__Entries__:
==============================
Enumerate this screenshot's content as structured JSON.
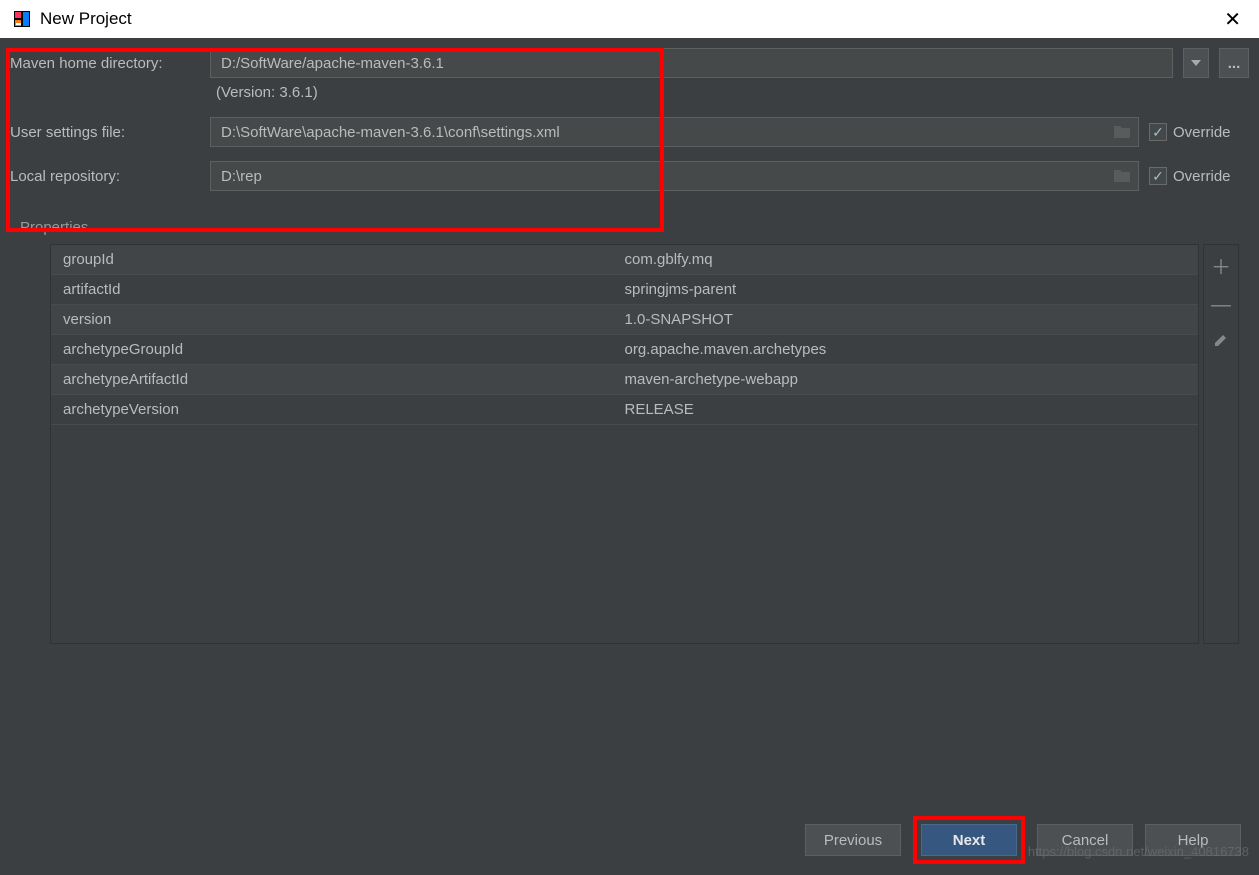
{
  "window": {
    "title": "New Project"
  },
  "form": {
    "maven_home_label": "Maven home directory:",
    "maven_home_value": "D:/SoftWare/apache-maven-3.6.1",
    "version_text": "(Version: 3.6.1)",
    "user_settings_label": "User settings file:",
    "user_settings_value": "D:\\SoftWare\\apache-maven-3.6.1\\conf\\settings.xml",
    "local_repo_label": "Local repository:",
    "local_repo_value": "D:\\rep",
    "override_label": "Override",
    "ellipsis": "..."
  },
  "properties": {
    "section_label": "Properties",
    "rows": [
      {
        "key": "groupId",
        "val": "com.gblfy.mq"
      },
      {
        "key": "artifactId",
        "val": "springjms-parent"
      },
      {
        "key": "version",
        "val": "1.0-SNAPSHOT"
      },
      {
        "key": "archetypeGroupId",
        "val": "org.apache.maven.archetypes"
      },
      {
        "key": "archetypeArtifactId",
        "val": "maven-archetype-webapp"
      },
      {
        "key": "archetypeVersion",
        "val": "RELEASE"
      }
    ]
  },
  "buttons": {
    "previous": "Previous",
    "next": "Next",
    "cancel": "Cancel",
    "help": "Help"
  },
  "watermark": "https://blog.csdn.net/weixin_40816738"
}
==============================
__Given instruction__: All records should be output exactly, with the pictures left out.

__Solution__:
Enumerate this screenshot's content as structured JSON.
{
  "window": {
    "title": "New Project"
  },
  "form": {
    "maven_home_label": "Maven home directory:",
    "maven_home_value": "D:/SoftWare/apache-maven-3.6.1",
    "version_text": "(Version: 3.6.1)",
    "user_settings_label": "User settings file:",
    "user_settings_value": "D:\\SoftWare\\apache-maven-3.6.1\\conf\\settings.xml",
    "local_repo_label": "Local repository:",
    "local_repo_value": "D:\\rep",
    "override_label": "Override",
    "ellipsis": "..."
  },
  "properties": {
    "section_label": "Properties",
    "rows": [
      {
        "key": "groupId",
        "val": "com.gblfy.mq"
      },
      {
        "key": "artifactId",
        "val": "springjms-parent"
      },
      {
        "key": "version",
        "val": "1.0-SNAPSHOT"
      },
      {
        "key": "archetypeGroupId",
        "val": "org.apache.maven.archetypes"
      },
      {
        "key": "archetypeArtifactId",
        "val": "maven-archetype-webapp"
      },
      {
        "key": "archetypeVersion",
        "val": "RELEASE"
      }
    ]
  },
  "buttons": {
    "previous": "Previous",
    "next": "Next",
    "cancel": "Cancel",
    "help": "Help"
  },
  "watermark": "https://blog.csdn.net/weixin_40816738"
}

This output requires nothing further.